■ **TASK OBJECTIVE**: Only the pictures are to be left out; set down the rest of the records exactly.

■ **DATA SHOWN**:
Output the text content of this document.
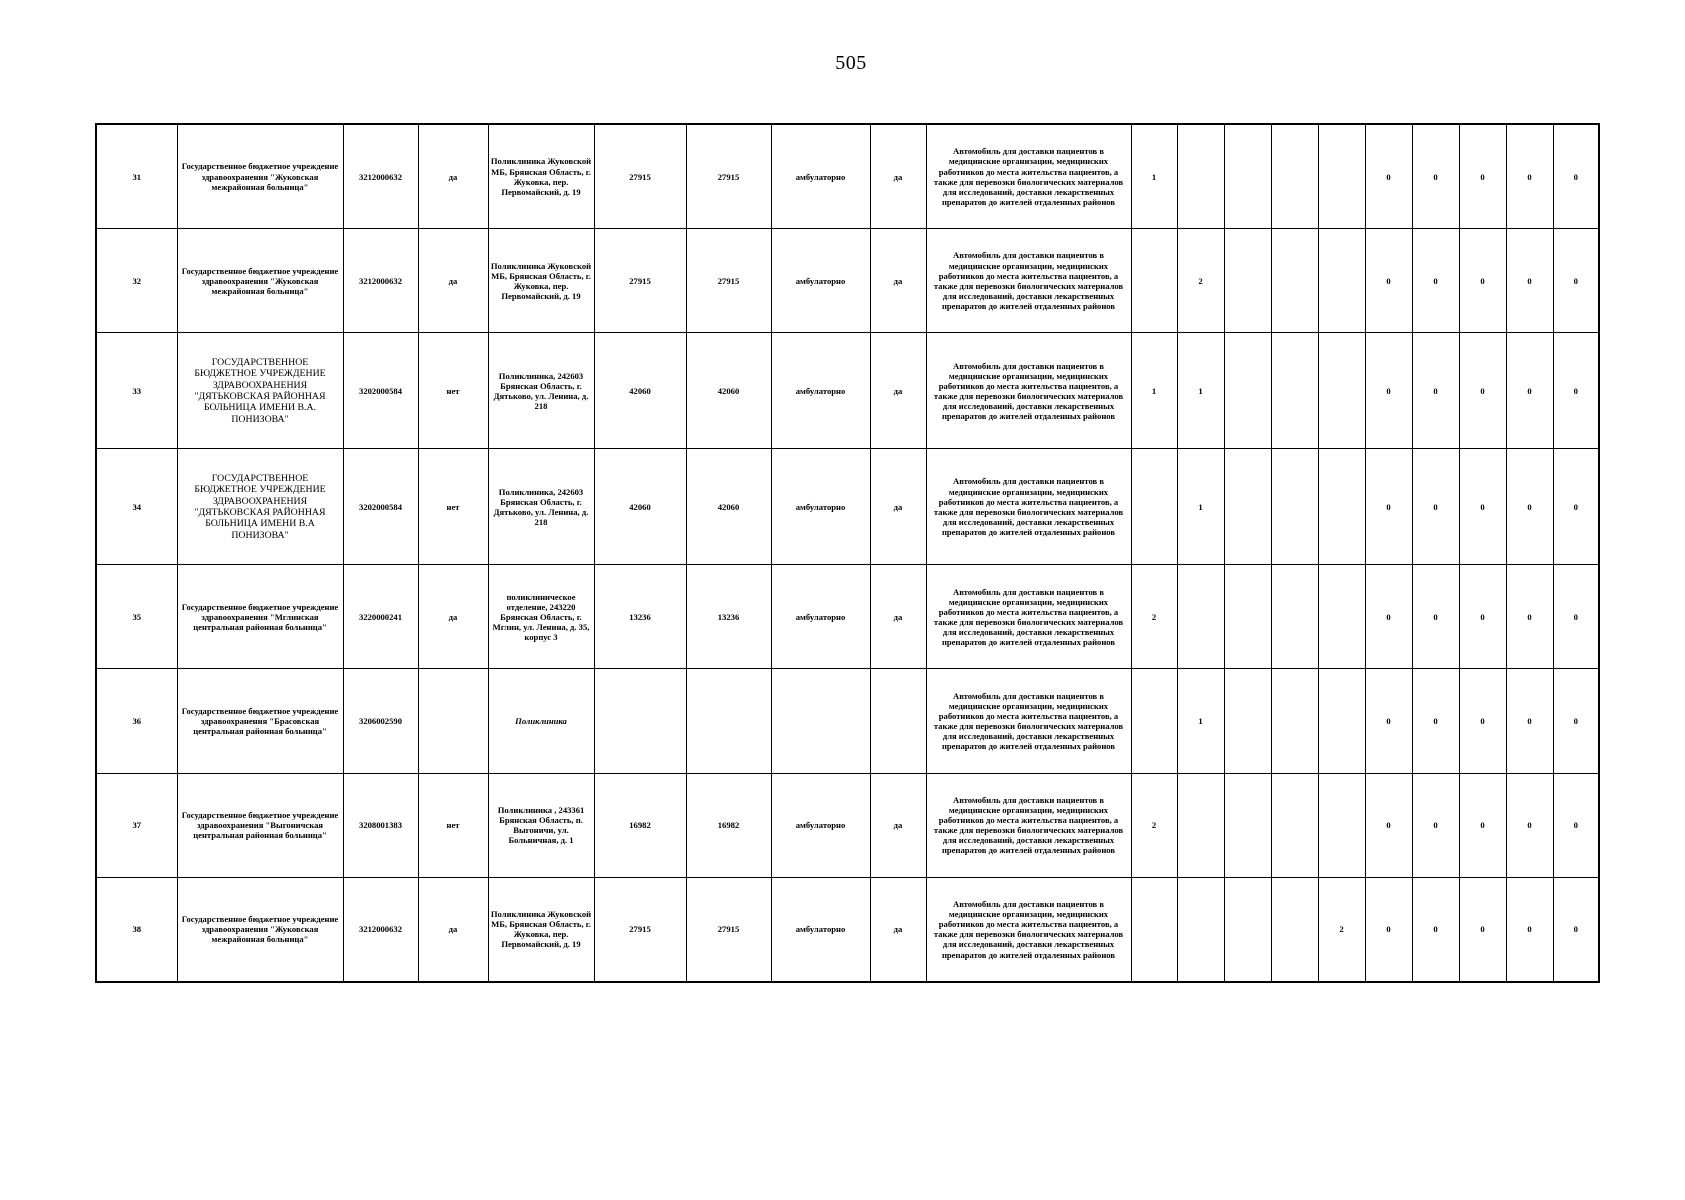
505
31	Государственное бюджетное учреждение здравоохранения "Жуковская межрайонная больница"	3212000632	да	Поликлиника Жуковской МБ, Брянская Область, г. Жуковка, пер. Первомайский, д. 19	27915	27915	амбулаторно	да	Автомобиль для доставки пациентов в медицинские организации, медицинских работников до места жительства пациентов, а также для перевозки биологических материалов для исследований, доставки лекарственных препаратов до жителей отдаленных районов	1					0	0	0	0	0
32	Государственное бюджетное учреждение здравоохранения "Жуковская межрайонная больница"	3212000632	да	Поликлиника Жуковской МБ, Брянская Область, г. Жуковка, пер. Первомайский, д. 19	27915	27915	амбулаторно	да	Автомобиль для доставки пациентов в медицинские организации, медицинских работников до места жительства пациентов, а также для перевозки биологических материалов для исследований, доставки лекарственных препаратов до жителей отдаленных районов		2				0	0	0	0	0
33	ГОСУДАРСТВЕННОЕ БЮДЖЕТНОЕ УЧРЕЖДЕНИЕ ЗДРАВООХРАНЕНИЯ "ДЯТЬКОВСКАЯ РАЙОННАЯ БОЛЬНИЦА ИМЕНИ В.А. ПОНИЗОВА"	3202000584	нет	Поликлиника, 242603 Брянская Область, г. Дятьково, ул. Ленина, д. 218	42060	42060	амбулаторно	да	Автомобиль для доставки пациентов в медицинские организации, медицинских работников до места жительства пациентов, а также для перевозки биологических материалов для исследований, доставки лекарственных препаратов до жителей отдаленных районов	1	1				0	0	0	0	0
34	ГОСУДАРСТВЕННОЕ БЮДЖЕТНОЕ УЧРЕЖДЕНИЕ ЗДРАВООХРАНЕНИЯ "ДЯТЬКОВСКАЯ РАЙОННАЯ БОЛЬНИЦА ИМЕНИ В.А ПОНИЗОВА"	3202000584	нет	Поликлиника, 242603 Брянская Область, г. Дятьково, ул. Ленина, д. 218	42060	42060	амбулаторно	да	Автомобиль для доставки пациентов в медицинские организации, медицинских работников до места жительства пациентов, а также для перевозки биологических материалов для исследований, доставки лекарственных препаратов до жителей отдаленных районов		1				0	0	0	0	0
35	Государственное бюджетное учреждение здравоохранения "Мглинская центральная районная больница"	3220000241	да	поликлиническое отделение, 243220 Брянская Область, г. Мглин, ул. Ленина, д. 35, корпус 3	13236	13236	амбулаторно	да	Автомобиль для доставки пациентов в медицинские организации, медицинских работников до места жительства пациентов, а также для перевозки биологических материалов для исследований, доставки лекарственных препаратов до жителей отдаленных районов	2					0	0	0	0	0
36	Государственное бюджетное учреждение здравоохранения "Брасовская центральная районная больница"	3206002590		Поликлиника					Автомобиль для доставки пациентов в медицинские организации, медицинских работников до места жительства пациентов, а также для перевозки биологических материалов для исследований, доставки лекарственных препаратов до жителей отдаленных районов		1				0	0	0	0	0
37	Государственное бюджетное учреждение здравоохранения "Выгоничская центральная районная больница"	3208001383	нет	Поликлиника , 243361 Брянская Область, п. Выгоничи, ул. Больничная, д. 1	16982	16982	амбулаторно	да	Автомобиль для доставки пациентов в медицинские организации, медицинских работников до места жительства пациентов, а также для перевозки биологических материалов для исследований, доставки лекарственных препаратов до жителей отдаленных районов	2					0	0	0	0	0
38	Государственное бюджетное учреждение здравоохранения "Жуковская межрайонная больница"	3212000632	да	Поликлиника Жуковской МБ, Брянская Область, г. Жуковка, пер. Первомайский, д. 19	27915	27915	амбулаторно	да	Автомобиль для доставки пациентов в медицинские организации, медицинских работников до места жительства пациентов, а также для перевозки биологических материалов для исследований, доставки лекарственных препаратов до жителей отдаленных районов					2	0	0	0	0	0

■ **SOLUTION TO THE EXERCISE**:
Output the text content of this document.
505
31	Государственное бюджетное учреждение здравоохранения "Жуковская межрайонная больница"	3212000632	да	Поликлиника Жуковской МБ, Брянская Область, г. Жуковка, пер. Первомайский, д. 19	27915	27915	амбулаторно	да	Автомобиль для доставки пациентов в медицинские организации, медицинских работников до места жительства пациентов, а также для перевозки биологических материалов для исследований, доставки лекарственных препаратов до жителей отдаленных районов	1					0	0	0	0	0
32	Государственное бюджетное учреждение здравоохранения "Жуковская межрайонная больница"	3212000632	да	Поликлиника Жуковской МБ, Брянская Область, г. Жуковка, пер. Первомайский, д. 19	27915	27915	амбулаторно	да	Автомобиль для доставки пациентов в медицинские организации, медицинских работников до места жительства пациентов, а также для перевозки биологических материалов для исследований, доставки лекарственных препаратов до жителей отдаленных районов		2				0	0	0	0	0
33	ГОСУДАРСТВЕННОЕ БЮДЖЕТНОЕ УЧРЕЖДЕНИЕ ЗДРАВООХРАНЕНИЯ "ДЯТЬКОВСКАЯ РАЙОННАЯ БОЛЬНИЦА ИМЕНИ В.А. ПОНИЗОВА"	3202000584	нет	Поликлиника, 242603 Брянская Область, г. Дятьково, ул. Ленина, д. 218	42060	42060	амбулаторно	да	Автомобиль для доставки пациентов в медицинские организации, медицинских работников до места жительства пациентов, а также для перевозки биологических материалов для исследований, доставки лекарственных препаратов до жителей отдаленных районов	1	1				0	0	0	0	0
34	ГОСУДАРСТВЕННОЕ БЮДЖЕТНОЕ УЧРЕЖДЕНИЕ ЗДРАВООХРАНЕНИЯ "ДЯТЬКОВСКАЯ РАЙОННАЯ БОЛЬНИЦА ИМЕНИ В.А ПОНИЗОВА"	3202000584	нет	Поликлиника, 242603 Брянская Область, г. Дятьково, ул. Ленина, д. 218	42060	42060	амбулаторно	да	Автомобиль для доставки пациентов в медицинские организации, медицинских работников до места жительства пациентов, а также для перевозки биологических материалов для исследований, доставки лекарственных препаратов до жителей отдаленных районов		1				0	0	0	0	0
35	Государственное бюджетное учреждение здравоохранения "Мглинская центральная районная больница"	3220000241	да	поликлиническое отделение, 243220 Брянская Область, г. Мглин, ул. Ленина, д. 35, корпус 3	13236	13236	амбулаторно	да	Автомобиль для доставки пациентов в медицинские организации, медицинских работников до места жительства пациентов, а также для перевозки биологических материалов для исследований, доставки лекарственных препаратов до жителей отдаленных районов	2					0	0	0	0	0
36	Государственное бюджетное учреждение здравоохранения "Брасовская центральная районная больница"	3206002590		Поликлиника					Автомобиль для доставки пациентов в медицинские организации, медицинских работников до места жительства пациентов, а также для перевозки биологических материалов для исследований, доставки лекарственных препаратов до жителей отдаленных районов		1				0	0	0	0	0
37	Государственное бюджетное учреждение здравоохранения "Выгоничская центральная районная больница"	3208001383	нет	Поликлиника , 243361 Брянская Область, п. Выгоничи, ул. Больничная, д. 1	16982	16982	амбулаторно	да	Автомобиль для доставки пациентов в медицинские организации, медицинских работников до места жительства пациентов, а также для перевозки биологических материалов для исследований, доставки лекарственных препаратов до жителей отдаленных районов	2					0	0	0	0	0
38	Государственное бюджетное учреждение здравоохранения "Жуковская межрайонная больница"	3212000632	да	Поликлиника Жуковской МБ, Брянская Область, г. Жуковка, пер. Первомайский, д. 19	27915	27915	амбулаторно	да	Автомобиль для доставки пациентов в медицинские организации, медицинских работников до места жительства пациентов, а также для перевозки биологических материалов для исследований, доставки лекарственных препаратов до жителей отдаленных районов					2	0	0	0	0	0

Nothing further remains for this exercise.